- Goal -
Write out every entry word for word.

- Data records -
::::::::
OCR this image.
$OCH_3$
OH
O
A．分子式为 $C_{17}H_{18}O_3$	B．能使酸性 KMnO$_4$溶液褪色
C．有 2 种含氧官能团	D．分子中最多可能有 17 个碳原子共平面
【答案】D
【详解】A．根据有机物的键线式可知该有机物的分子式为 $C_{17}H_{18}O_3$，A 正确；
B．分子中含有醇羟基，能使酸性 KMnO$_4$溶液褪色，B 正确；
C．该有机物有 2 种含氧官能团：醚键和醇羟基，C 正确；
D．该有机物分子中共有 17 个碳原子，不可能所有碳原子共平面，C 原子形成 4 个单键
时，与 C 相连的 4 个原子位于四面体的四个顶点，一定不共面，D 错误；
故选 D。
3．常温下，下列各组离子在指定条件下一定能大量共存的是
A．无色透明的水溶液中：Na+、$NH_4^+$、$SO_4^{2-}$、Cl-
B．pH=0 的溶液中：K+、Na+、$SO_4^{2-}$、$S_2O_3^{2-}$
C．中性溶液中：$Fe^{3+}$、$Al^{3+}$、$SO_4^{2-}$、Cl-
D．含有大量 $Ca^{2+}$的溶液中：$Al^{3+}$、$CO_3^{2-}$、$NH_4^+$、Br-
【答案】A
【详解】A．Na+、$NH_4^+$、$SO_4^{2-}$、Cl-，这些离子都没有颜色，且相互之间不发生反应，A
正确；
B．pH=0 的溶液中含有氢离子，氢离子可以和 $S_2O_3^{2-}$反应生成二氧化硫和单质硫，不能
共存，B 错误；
::::::::
- Response below -
OCR this image.
$OCH_3$
OH
O
A．分子式为 $C_{17}H_{18}O_3$	B．能使酸性 KMnO$_4$溶液褪色
C．有 2 种含氧官能团	D．分子中最多可能有 17 个碳原子共平面
【答案】D
【详解】A．根据有机物的键线式可知该有机物的分子式为 $C_{17}H_{18}O_3$，A 正确；
B．分子中含有醇羟基，能使酸性 KMnO$_4$溶液褪色，B 正确；
C．该有机物有 2 种含氧官能团：醚键和醇羟基，C 正确；
D．该有机物分子中共有 17 个碳原子，不可能所有碳原子共平面，C 原子形成 4 个单键
时，与 C 相连的 4 个原子位于四面体的四个顶点，一定不共面，D 错误；
故选 D。
3．常温下，下列各组离子在指定条件下一定能大量共存的是
A．无色透明的水溶液中：Na+、$NH_4^+$、$SO_4^{2-}$、Cl-
B．pH=0 的溶液中：K+、Na+、$SO_4^{2-}$、$S_2O_3^{2-}$
C．中性溶液中：$Fe^{3+}$、$Al^{3+}$、$SO_4^{2-}$、Cl-
D．含有大量 $Ca^{2+}$的溶液中：$Al^{3+}$、$CO_3^{2-}$、$NH_4^+$、Br-
【答案】A
【详解】A．Na+、$NH_4^+$、$SO_4^{2-}$、Cl-，这些离子都没有颜色，且相互之间不发生反应，A
正确；
B．pH=0 的溶液中含有氢离子，氢离子可以和 $S_2O_3^{2-}$反应生成二氧化硫和单质硫，不能
共存，B 错误；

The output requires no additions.